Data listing
______
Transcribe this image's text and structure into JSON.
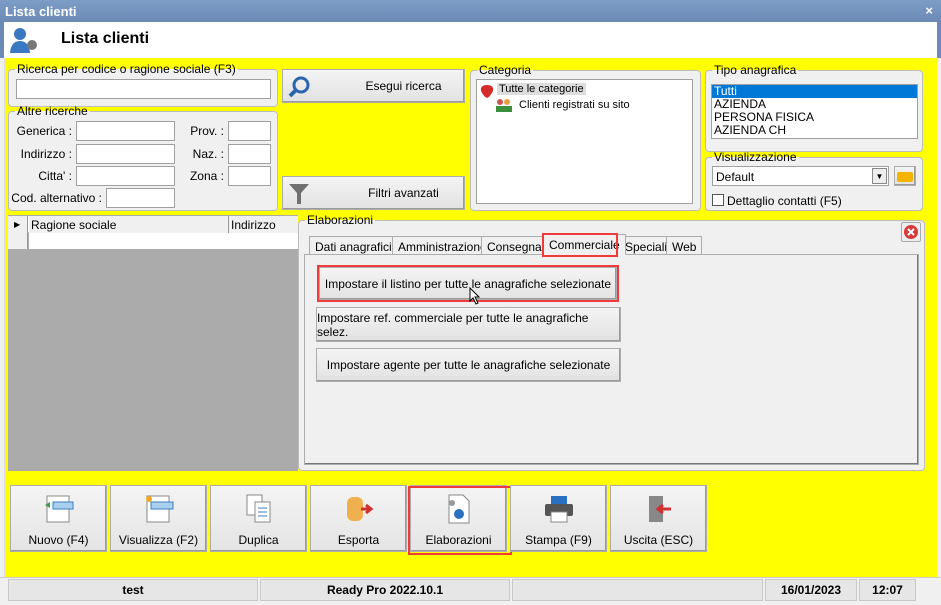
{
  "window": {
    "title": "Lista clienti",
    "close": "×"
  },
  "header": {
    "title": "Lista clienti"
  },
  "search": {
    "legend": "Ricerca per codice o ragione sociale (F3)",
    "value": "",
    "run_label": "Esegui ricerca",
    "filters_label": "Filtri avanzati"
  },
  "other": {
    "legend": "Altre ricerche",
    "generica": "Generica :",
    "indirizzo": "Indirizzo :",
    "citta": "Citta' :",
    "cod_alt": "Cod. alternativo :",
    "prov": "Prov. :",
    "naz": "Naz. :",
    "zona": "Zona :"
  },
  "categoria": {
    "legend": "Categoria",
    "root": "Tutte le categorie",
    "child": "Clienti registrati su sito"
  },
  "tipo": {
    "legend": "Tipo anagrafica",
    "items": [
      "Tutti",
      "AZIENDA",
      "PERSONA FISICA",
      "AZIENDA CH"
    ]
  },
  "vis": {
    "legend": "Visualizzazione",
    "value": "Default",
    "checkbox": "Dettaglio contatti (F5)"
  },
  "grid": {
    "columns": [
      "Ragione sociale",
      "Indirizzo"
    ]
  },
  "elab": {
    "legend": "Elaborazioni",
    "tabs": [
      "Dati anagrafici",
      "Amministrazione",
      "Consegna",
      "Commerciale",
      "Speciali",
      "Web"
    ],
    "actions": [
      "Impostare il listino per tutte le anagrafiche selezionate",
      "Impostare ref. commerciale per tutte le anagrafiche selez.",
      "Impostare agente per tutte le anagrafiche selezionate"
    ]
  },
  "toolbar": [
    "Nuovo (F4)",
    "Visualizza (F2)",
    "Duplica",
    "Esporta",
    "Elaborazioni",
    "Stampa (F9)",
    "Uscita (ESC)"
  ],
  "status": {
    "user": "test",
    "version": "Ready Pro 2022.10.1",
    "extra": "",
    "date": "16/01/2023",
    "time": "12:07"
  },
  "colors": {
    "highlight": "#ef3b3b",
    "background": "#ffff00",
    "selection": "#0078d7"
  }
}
______
**WHAT TO DO:** Repeat the records in full, exactly as they appear, without the pictures.

**EXERCISE RESULT:**
Transcribe this image's text and structure into JSON.
{
  "window": {
    "title": "Lista clienti",
    "close": "×"
  },
  "header": {
    "title": "Lista clienti"
  },
  "search": {
    "legend": "Ricerca per codice o ragione sociale (F3)",
    "value": "",
    "run_label": "Esegui ricerca",
    "filters_label": "Filtri avanzati"
  },
  "other": {
    "legend": "Altre ricerche",
    "generica": "Generica :",
    "indirizzo": "Indirizzo :",
    "citta": "Citta' :",
    "cod_alt": "Cod. alternativo :",
    "prov": "Prov. :",
    "naz": "Naz. :",
    "zona": "Zona :"
  },
  "categoria": {
    "legend": "Categoria",
    "root": "Tutte le categorie",
    "child": "Clienti registrati su sito"
  },
  "tipo": {
    "legend": "Tipo anagrafica",
    "items": [
      "Tutti",
      "AZIENDA",
      "PERSONA FISICA",
      "AZIENDA CH"
    ]
  },
  "vis": {
    "legend": "Visualizzazione",
    "value": "Default",
    "checkbox": "Dettaglio contatti (F5)"
  },
  "grid": {
    "columns": [
      "Ragione sociale",
      "Indirizzo"
    ]
  },
  "elab": {
    "legend": "Elaborazioni",
    "tabs": [
      "Dati anagrafici",
      "Amministrazione",
      "Consegna",
      "Commerciale",
      "Speciali",
      "Web"
    ],
    "actions": [
      "Impostare il listino per tutte le anagrafiche selezionate",
      "Impostare ref. commerciale per tutte le anagrafiche selez.",
      "Impostare agente per tutte le anagrafiche selezionate"
    ]
  },
  "toolbar": [
    "Nuovo (F4)",
    "Visualizza (F2)",
    "Duplica",
    "Esporta",
    "Elaborazioni",
    "Stampa (F9)",
    "Uscita (ESC)"
  ],
  "status": {
    "user": "test",
    "version": "Ready Pro 2022.10.1",
    "extra": "",
    "date": "16/01/2023",
    "time": "12:07"
  },
  "colors": {
    "highlight": "#ef3b3b",
    "background": "#ffff00",
    "selection": "#0078d7"
  }
}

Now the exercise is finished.